═════ Data provided
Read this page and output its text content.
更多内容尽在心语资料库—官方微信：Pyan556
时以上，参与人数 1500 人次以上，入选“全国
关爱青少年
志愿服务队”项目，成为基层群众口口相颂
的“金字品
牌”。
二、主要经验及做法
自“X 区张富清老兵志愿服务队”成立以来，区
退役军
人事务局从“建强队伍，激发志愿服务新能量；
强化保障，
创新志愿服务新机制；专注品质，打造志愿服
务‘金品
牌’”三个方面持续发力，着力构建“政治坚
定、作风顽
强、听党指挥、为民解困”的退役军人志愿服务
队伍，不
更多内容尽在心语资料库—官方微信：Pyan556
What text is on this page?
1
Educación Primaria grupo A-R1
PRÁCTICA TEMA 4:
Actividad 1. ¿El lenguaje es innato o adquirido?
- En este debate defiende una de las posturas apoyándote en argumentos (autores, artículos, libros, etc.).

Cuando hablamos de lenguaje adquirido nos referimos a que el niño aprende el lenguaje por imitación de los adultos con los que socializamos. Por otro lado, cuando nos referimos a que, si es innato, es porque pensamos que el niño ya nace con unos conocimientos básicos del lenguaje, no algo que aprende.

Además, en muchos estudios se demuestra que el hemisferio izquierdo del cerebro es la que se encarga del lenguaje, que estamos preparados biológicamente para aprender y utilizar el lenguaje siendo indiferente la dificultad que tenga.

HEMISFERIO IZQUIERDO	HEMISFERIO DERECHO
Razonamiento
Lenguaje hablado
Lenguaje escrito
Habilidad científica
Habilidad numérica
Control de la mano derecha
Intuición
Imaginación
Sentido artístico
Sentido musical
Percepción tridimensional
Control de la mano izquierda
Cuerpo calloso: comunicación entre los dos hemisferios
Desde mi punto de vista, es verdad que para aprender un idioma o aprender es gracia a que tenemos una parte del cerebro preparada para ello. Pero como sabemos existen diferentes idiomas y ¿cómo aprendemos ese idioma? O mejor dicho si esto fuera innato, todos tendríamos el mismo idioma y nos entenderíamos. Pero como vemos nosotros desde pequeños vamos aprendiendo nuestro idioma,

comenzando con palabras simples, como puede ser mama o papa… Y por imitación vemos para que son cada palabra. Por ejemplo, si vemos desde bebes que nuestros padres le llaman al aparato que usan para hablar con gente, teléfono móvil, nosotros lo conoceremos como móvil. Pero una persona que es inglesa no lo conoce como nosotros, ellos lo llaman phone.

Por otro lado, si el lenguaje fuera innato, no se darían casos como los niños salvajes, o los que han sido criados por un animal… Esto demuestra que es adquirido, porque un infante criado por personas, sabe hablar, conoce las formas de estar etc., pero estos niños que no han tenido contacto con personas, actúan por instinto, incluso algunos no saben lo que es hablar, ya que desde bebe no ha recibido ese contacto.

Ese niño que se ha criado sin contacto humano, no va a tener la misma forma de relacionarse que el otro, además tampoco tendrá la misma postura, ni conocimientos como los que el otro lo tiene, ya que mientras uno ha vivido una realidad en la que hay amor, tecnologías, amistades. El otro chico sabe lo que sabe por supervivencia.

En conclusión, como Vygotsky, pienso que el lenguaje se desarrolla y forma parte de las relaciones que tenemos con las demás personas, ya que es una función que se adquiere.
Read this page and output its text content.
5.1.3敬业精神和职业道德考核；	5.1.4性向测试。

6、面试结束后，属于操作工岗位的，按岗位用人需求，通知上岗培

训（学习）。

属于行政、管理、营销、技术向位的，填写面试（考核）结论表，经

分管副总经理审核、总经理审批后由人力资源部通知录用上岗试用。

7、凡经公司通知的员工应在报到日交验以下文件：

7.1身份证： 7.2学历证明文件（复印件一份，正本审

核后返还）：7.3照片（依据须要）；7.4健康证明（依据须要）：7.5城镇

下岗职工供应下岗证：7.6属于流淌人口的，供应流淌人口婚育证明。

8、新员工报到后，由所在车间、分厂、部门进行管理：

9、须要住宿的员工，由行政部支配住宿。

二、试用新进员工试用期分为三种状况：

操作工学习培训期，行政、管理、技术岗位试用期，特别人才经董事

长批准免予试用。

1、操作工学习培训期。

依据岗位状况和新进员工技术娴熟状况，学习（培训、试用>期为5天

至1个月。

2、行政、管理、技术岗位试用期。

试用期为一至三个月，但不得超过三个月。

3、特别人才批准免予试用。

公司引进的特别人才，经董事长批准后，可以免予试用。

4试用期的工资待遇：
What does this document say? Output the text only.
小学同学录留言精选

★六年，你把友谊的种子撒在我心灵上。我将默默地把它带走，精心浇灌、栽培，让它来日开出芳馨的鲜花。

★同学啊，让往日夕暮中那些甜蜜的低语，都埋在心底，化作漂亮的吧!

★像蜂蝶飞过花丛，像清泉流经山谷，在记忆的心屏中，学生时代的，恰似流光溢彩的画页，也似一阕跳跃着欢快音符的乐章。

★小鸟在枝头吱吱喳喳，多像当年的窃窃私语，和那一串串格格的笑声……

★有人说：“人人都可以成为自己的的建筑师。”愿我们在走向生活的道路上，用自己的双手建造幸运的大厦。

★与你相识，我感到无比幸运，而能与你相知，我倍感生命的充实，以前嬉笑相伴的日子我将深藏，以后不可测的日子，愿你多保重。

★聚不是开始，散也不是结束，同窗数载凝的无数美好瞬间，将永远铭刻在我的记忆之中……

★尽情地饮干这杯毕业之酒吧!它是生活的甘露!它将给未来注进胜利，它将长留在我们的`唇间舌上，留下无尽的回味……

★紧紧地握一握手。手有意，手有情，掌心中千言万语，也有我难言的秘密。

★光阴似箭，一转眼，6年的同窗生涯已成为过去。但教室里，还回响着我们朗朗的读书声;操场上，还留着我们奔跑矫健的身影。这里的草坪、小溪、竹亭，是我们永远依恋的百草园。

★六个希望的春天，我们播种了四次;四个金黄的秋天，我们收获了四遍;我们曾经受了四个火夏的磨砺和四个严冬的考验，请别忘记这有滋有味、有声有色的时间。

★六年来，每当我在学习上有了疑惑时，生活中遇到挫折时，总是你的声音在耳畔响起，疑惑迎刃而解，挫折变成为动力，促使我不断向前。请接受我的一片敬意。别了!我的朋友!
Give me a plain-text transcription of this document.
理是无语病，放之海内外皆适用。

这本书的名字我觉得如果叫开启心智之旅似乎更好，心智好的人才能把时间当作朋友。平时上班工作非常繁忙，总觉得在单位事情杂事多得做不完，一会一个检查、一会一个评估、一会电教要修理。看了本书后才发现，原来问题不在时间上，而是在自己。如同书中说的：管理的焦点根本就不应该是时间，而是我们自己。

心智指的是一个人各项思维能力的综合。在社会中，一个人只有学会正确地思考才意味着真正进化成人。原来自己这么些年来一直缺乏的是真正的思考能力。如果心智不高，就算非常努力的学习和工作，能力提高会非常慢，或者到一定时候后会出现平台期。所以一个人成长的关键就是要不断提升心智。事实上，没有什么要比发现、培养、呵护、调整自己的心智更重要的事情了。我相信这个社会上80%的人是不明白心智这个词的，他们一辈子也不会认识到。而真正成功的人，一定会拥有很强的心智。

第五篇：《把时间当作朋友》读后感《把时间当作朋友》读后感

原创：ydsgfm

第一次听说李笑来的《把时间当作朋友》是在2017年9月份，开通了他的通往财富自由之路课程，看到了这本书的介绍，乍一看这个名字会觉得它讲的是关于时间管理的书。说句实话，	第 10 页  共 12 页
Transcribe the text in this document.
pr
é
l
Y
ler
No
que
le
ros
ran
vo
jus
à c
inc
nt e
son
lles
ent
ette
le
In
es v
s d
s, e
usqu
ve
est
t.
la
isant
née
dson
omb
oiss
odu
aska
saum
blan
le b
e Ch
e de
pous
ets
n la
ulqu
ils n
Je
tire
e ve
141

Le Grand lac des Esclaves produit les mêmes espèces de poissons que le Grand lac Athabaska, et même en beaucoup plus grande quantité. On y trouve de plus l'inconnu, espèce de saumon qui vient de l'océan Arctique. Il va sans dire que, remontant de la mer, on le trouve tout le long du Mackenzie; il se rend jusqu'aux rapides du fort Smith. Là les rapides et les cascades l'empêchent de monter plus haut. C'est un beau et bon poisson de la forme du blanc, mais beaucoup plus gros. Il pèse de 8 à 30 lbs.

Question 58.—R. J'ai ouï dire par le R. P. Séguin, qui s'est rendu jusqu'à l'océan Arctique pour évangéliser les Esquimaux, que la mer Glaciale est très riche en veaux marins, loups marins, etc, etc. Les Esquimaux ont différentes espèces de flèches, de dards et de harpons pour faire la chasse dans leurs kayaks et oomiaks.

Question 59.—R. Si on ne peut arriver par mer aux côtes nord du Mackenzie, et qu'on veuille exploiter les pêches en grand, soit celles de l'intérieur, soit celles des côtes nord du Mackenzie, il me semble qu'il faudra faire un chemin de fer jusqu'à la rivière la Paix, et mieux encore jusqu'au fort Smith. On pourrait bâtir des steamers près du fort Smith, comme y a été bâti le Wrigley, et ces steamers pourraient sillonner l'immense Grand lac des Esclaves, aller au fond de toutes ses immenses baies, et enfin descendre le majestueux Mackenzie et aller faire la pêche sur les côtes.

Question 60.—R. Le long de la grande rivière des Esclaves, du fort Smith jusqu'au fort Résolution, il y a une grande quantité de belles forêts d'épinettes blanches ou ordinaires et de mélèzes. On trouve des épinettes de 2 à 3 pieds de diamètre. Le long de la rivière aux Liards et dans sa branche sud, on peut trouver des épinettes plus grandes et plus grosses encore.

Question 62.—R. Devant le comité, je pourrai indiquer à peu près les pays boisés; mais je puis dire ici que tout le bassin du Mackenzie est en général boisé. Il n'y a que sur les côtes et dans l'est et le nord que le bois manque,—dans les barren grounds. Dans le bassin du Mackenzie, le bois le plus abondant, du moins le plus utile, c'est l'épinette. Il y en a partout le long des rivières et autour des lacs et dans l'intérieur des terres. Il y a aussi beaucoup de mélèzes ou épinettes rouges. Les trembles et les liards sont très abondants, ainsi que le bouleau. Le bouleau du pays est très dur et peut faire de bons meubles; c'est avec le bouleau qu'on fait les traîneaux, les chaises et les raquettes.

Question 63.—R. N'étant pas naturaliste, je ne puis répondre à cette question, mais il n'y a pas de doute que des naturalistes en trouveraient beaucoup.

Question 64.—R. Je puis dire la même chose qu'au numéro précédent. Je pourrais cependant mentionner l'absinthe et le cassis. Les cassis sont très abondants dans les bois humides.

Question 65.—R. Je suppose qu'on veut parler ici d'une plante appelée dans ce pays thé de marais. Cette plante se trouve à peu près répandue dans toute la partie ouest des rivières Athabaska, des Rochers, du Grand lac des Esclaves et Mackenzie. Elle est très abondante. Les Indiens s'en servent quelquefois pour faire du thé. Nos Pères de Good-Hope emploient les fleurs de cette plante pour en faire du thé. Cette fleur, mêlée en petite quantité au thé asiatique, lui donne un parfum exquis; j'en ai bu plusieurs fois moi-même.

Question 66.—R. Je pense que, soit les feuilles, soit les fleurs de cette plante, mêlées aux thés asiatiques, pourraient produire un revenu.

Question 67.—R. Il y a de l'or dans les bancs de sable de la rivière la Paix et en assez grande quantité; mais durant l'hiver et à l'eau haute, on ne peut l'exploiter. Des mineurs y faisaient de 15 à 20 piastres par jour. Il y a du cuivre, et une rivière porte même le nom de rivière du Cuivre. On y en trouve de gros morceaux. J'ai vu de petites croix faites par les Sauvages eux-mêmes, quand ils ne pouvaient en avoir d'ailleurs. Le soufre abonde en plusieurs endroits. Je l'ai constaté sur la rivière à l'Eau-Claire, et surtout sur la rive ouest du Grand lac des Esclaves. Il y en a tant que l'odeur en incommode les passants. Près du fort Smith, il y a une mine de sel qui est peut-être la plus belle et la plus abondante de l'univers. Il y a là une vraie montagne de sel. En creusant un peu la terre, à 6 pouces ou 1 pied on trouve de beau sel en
══════════
Go through the entries above and copy every line containing "What".

Solution:
What text is on this page?
What does this document say? Output the text only.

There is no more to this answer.